**Extracted records**.
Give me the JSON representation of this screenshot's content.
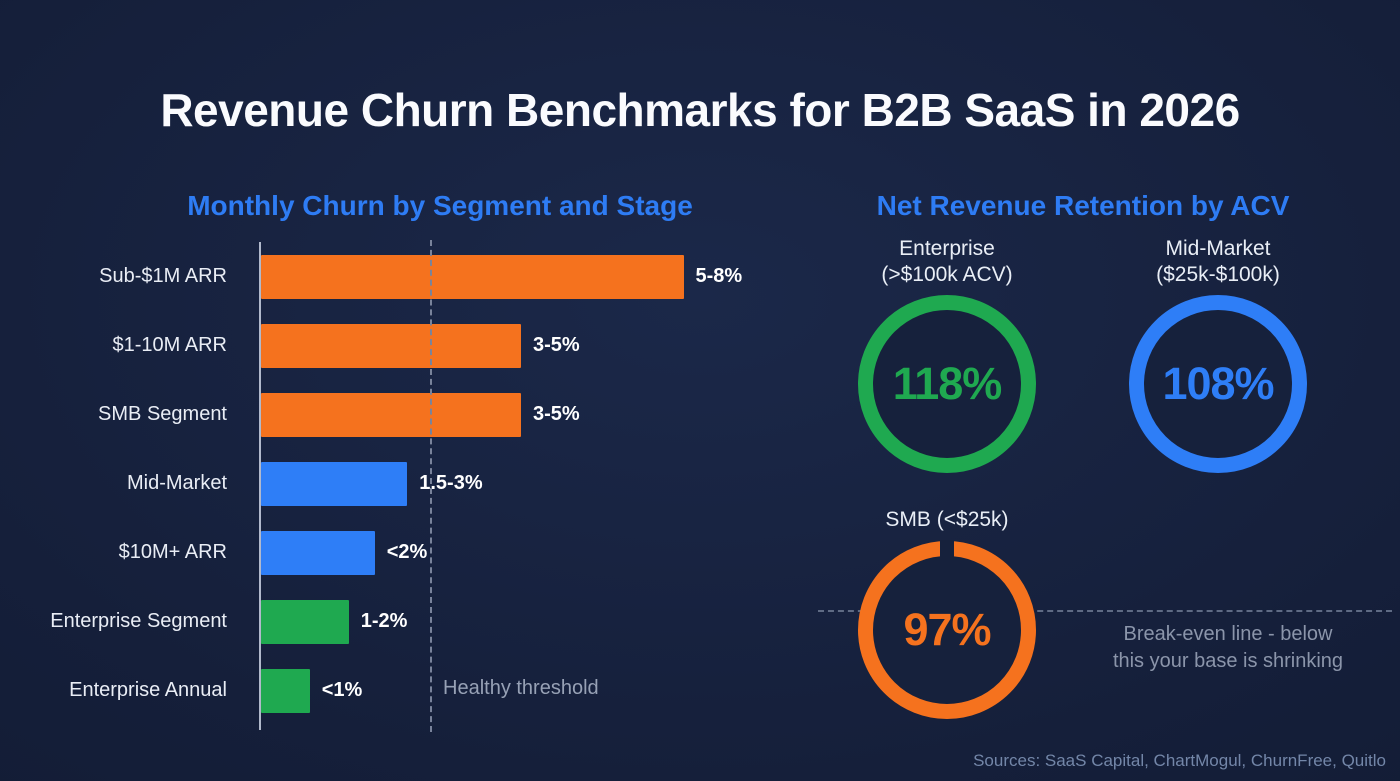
{
  "page": {
    "title": "Revenue Churn Benchmarks for B2B SaaS in 2026",
    "footer": "Sources: SaaS Capital, ChartMogul, ChurnFree, Quitlo",
    "background": "#16213c"
  },
  "colors": {
    "accent_blue": "#2e7cf4",
    "orange": "#f5721e",
    "blue": "#2e7ef7",
    "green": "#1fa950",
    "muted_gray": "#8b95aa",
    "white": "#ffffff"
  },
  "chart_data": [
    {
      "type": "bar",
      "orientation": "horizontal",
      "title": "Monthly Churn by Segment and Stage",
      "unit": "monthly churn %",
      "xlim": [
        0,
        8.5
      ],
      "rows": [
        {
          "category": "Sub-$1M ARR",
          "range": "5-8%",
          "value": 6.5,
          "color": "#f5721e"
        },
        {
          "category": "$1-10M ARR",
          "range": "3-5%",
          "value": 4,
          "color": "#f5721e"
        },
        {
          "category": "SMB Segment",
          "range": "3-5%",
          "value": 4,
          "color": "#f5721e"
        },
        {
          "category": "Mid-Market",
          "range": "1.5-3%",
          "value": 2.25,
          "color": "#2e7ef7"
        },
        {
          "category": "$10M+ ARR",
          "range": "<2%",
          "value": 1.75,
          "color": "#2e7ef7"
        },
        {
          "category": "Enterprise Segment",
          "range": "1-2%",
          "value": 1.35,
          "color": "#1fa950"
        },
        {
          "category": "Enterprise Annual",
          "range": "<1%",
          "value": 0.75,
          "color": "#1fa950"
        }
      ],
      "threshold": {
        "label": "Healthy threshold",
        "value": 2.6
      }
    },
    {
      "type": "donut",
      "title": "Net Revenue Retention by ACV",
      "items": [
        {
          "label": "Enterprise\n(>$100k ACV)",
          "value": "118%",
          "color": "#1fa950"
        },
        {
          "label": "Mid-Market\n($25k-$100k)",
          "value": "108%",
          "color": "#2e7ef7"
        },
        {
          "label": "SMB (<$25k)",
          "value": "97%",
          "color": "#f5721e"
        }
      ],
      "annotation": "Break-even line - below\nthis your base is shrinking"
    }
  ]
}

**Written exercise**. Copy each line of the records containing the string "category".

**Correct answer**.
          "category": "Sub-$1M ARR",
          "category": "$1-10M ARR",
          "category": "SMB Segment",
          "category": "Mid-Market",
          "category": "$10M+ ARR",
          "category": "Enterprise Segment",
          "category": "Enterprise Annual",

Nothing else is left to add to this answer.